▶ [Instruction] Report each line of the data that has "structured" somewhere in it.

----- Information provided -----

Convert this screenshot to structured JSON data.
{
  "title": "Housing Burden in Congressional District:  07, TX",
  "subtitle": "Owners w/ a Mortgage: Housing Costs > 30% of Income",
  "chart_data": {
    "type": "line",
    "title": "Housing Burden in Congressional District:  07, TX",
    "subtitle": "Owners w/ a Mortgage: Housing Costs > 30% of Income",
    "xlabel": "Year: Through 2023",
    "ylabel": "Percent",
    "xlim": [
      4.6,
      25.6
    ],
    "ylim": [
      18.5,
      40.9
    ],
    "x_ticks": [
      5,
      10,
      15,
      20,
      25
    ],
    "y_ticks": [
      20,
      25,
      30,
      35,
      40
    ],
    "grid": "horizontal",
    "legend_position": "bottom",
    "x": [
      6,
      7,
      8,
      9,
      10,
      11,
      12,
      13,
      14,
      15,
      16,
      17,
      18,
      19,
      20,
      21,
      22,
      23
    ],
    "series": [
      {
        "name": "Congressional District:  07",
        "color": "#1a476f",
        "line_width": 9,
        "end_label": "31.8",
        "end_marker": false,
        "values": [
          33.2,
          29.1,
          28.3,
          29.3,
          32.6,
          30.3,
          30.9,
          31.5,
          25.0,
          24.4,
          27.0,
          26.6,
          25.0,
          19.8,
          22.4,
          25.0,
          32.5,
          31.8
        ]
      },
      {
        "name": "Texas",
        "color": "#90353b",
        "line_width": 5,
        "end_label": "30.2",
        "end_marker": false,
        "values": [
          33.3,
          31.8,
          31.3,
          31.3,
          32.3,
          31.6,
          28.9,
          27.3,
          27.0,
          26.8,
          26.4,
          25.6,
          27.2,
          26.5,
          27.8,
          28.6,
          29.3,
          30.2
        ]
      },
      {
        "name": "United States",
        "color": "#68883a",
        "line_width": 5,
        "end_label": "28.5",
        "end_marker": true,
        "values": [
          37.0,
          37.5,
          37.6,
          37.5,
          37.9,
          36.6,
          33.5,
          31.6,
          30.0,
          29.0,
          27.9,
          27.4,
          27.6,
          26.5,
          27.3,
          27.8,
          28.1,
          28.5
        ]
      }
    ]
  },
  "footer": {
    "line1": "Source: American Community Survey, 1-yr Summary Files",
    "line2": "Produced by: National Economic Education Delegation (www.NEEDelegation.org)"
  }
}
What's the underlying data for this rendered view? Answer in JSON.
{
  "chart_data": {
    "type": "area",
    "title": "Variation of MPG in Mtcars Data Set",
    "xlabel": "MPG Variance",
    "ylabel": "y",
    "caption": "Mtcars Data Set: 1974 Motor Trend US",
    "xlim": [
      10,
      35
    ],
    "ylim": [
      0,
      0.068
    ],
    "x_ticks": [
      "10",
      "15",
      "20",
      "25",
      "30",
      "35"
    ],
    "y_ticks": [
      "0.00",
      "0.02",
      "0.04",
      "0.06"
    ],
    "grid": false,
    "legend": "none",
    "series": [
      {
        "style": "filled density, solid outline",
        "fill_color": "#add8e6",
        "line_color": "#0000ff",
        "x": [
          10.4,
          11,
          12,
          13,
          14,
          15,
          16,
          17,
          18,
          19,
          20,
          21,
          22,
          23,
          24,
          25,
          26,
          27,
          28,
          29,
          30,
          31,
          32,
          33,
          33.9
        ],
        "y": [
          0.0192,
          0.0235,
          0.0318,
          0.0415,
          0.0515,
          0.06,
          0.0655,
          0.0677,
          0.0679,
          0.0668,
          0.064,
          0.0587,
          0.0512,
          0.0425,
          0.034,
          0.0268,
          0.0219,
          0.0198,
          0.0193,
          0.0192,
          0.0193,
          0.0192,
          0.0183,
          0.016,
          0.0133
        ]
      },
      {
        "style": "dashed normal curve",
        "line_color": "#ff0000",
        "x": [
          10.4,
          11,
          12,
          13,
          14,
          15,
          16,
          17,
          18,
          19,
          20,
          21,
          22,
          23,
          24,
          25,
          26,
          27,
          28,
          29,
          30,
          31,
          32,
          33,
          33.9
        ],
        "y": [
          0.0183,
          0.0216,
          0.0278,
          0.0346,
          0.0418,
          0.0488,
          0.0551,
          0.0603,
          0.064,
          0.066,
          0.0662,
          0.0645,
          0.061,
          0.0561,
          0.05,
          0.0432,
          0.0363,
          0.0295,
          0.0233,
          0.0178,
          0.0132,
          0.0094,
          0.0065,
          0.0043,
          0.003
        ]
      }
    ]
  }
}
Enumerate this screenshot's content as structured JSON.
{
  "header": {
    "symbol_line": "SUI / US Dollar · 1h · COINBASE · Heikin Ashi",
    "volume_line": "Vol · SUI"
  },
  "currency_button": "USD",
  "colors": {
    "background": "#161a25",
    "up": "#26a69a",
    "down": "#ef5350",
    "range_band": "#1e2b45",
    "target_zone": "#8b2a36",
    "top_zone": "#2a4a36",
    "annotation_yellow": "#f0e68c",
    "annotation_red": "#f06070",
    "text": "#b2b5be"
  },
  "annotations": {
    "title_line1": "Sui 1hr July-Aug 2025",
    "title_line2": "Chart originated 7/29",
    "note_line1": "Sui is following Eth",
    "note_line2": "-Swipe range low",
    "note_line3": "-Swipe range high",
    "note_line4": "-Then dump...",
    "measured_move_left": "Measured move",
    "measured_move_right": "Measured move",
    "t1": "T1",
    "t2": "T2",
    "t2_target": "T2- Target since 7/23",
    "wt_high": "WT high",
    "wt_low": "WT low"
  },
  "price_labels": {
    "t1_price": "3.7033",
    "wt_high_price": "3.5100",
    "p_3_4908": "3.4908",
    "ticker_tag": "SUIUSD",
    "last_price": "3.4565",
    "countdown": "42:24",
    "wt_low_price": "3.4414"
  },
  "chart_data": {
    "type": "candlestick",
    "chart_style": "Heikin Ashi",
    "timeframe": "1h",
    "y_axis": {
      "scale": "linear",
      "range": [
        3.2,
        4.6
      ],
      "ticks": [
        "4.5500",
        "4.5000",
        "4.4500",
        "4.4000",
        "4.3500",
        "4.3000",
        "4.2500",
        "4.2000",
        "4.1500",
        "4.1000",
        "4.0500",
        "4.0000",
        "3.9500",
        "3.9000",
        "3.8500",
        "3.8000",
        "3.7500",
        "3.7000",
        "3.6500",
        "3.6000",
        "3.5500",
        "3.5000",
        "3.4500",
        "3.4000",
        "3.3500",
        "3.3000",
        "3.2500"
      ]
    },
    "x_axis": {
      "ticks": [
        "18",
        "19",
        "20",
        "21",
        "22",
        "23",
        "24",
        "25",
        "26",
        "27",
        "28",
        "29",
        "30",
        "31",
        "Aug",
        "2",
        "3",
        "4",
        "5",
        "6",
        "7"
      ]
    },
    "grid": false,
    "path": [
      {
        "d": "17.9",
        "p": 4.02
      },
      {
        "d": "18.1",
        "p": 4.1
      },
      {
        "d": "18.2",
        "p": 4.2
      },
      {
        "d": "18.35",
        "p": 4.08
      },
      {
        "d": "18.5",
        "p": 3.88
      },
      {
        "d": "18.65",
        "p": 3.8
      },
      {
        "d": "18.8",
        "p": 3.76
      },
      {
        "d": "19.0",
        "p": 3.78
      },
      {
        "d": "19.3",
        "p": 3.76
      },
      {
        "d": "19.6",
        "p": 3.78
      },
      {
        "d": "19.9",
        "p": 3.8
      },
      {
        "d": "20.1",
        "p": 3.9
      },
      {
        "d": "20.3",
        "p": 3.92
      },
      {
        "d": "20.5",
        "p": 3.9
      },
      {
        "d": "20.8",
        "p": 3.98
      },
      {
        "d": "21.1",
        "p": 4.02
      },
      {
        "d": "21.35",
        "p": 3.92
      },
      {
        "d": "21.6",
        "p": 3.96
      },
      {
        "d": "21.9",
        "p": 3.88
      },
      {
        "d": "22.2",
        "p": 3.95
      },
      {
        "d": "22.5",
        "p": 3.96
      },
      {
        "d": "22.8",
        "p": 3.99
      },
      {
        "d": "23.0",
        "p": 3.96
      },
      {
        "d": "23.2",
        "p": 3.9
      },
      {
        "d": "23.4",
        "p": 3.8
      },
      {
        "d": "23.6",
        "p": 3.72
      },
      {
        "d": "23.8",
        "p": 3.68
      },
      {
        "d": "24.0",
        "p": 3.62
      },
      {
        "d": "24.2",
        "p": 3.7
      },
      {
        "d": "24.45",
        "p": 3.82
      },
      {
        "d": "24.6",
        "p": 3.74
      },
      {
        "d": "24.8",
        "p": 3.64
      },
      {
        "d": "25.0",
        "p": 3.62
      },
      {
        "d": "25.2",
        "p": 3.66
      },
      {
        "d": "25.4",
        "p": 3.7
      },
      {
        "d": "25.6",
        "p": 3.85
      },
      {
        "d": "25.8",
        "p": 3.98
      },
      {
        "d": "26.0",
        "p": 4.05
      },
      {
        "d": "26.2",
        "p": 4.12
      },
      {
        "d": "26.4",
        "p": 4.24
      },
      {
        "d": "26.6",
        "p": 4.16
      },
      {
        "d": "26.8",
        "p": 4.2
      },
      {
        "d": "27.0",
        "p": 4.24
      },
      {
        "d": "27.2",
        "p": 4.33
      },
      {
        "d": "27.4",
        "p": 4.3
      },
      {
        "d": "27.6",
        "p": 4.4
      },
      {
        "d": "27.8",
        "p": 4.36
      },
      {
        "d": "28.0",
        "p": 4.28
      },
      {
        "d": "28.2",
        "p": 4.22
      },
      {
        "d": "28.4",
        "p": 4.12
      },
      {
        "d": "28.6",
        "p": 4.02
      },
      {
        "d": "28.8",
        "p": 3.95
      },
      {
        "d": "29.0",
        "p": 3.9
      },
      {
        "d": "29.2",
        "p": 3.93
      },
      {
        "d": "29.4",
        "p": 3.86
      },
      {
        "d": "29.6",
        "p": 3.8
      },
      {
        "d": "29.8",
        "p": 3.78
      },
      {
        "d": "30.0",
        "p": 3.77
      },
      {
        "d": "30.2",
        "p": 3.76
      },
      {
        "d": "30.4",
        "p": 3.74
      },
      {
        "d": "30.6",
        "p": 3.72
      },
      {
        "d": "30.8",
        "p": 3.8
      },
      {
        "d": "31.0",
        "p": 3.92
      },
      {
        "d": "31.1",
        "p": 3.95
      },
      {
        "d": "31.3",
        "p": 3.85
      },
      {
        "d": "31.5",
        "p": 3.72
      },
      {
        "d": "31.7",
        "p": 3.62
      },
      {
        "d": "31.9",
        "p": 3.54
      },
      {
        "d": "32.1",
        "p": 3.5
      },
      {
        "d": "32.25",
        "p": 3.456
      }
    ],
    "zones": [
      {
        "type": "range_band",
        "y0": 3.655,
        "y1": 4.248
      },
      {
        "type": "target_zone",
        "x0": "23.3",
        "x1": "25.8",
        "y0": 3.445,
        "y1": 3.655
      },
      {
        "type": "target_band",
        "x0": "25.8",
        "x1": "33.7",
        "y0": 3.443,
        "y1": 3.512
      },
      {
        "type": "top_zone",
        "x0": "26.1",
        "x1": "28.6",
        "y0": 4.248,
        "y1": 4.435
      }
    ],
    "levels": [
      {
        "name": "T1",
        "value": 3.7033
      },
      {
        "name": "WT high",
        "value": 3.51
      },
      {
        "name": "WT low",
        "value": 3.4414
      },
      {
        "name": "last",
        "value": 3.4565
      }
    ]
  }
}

-----

▶ [Solution to this exercise]
Convert this screenshot to structured JSON data.
Enumerate this screenshot's content as structured JSON.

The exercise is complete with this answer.